◆ Directive
Give the records back in full, exactly as they read.

Records
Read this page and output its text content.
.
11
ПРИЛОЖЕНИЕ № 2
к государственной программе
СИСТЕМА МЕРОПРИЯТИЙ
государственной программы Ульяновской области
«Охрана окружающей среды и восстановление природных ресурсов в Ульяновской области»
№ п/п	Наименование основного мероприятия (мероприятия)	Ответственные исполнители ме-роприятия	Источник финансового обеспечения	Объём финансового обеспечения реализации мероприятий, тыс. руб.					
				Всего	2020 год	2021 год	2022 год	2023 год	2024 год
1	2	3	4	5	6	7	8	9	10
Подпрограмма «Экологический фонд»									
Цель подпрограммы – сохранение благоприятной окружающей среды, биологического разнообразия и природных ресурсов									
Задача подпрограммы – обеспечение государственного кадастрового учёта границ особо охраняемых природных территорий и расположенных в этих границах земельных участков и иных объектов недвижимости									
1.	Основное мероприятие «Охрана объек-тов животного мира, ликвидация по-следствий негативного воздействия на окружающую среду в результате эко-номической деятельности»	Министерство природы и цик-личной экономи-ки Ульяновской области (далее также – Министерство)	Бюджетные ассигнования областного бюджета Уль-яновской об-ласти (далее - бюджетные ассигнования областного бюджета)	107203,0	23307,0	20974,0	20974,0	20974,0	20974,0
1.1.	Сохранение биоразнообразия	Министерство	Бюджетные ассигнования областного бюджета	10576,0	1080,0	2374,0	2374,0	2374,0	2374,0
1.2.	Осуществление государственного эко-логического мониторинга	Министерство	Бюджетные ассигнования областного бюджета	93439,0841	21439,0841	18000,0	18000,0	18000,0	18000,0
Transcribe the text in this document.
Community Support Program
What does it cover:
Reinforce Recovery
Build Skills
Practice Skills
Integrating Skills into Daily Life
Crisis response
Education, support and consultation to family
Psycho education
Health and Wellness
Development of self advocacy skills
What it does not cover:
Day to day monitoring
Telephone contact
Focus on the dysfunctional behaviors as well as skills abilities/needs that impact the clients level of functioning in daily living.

◆ Right answer
Read this page and output its text content.
.
11
ПРИЛОЖЕНИЕ № 2
к государственной программе
СИСТЕМА МЕРОПРИЯТИЙ
государственной программы Ульяновской области
«Охрана окружающей среды и восстановление природных ресурсов в Ульяновской области»
№ п/п	Наименование основного мероприятия (мероприятия)	Ответственные исполнители ме-роприятия	Источник финансового обеспечения	Объём финансового обеспечения реализации мероприятий, тыс. руб.					
				Всего	2020 год	2021 год	2022 год	2023 год	2024 год
1	2	3	4	5	6	7	8	9	10
Подпрограмма «Экологический фонд»									
Цель подпрограммы – сохранение благоприятной окружающей среды, биологического разнообразия и природных ресурсов									
Задача подпрограммы – обеспечение государственного кадастрового учёта границ особо охраняемых природных территорий и расположенных в этих границах земельных участков и иных объектов недвижимости									
1.	Основное мероприятие «Охрана объек-тов животного мира, ликвидация по-следствий негативного воздействия на окружающую среду в результате эко-номической деятельности»	Министерство природы и цик-личной экономи-ки Ульяновской области (далее также – Министерство)	Бюджетные ассигнования областного бюджета Уль-яновской об-ласти (далее - бюджетные ассигнования областного бюджета)	107203,0	23307,0	20974,0	20974,0	20974,0	20974,0
1.1.	Сохранение биоразнообразия	Министерство	Бюджетные ассигнования областного бюджета	10576,0	1080,0	2374,0	2374,0	2374,0	2374,0
1.2.	Осуществление государственного эко-логического мониторинга	Министерство	Бюджетные ассигнования областного бюджета	93439,0841	21439,0841	18000,0	18000,0	18000,0	18000,0
Transcribe the text in this document.
Community Support Program
What does it cover:
Reinforce Recovery
Build Skills
Practice Skills
Integrating Skills into Daily Life
Crisis response
Education, support and consultation to family
Psycho education
Health and Wellness
Development of self advocacy skills
What it does not cover:
Day to day monitoring
Telephone contact
Focus on the dysfunctional behaviors as well as skills abilities/needs that impact the clients level of functioning in daily living.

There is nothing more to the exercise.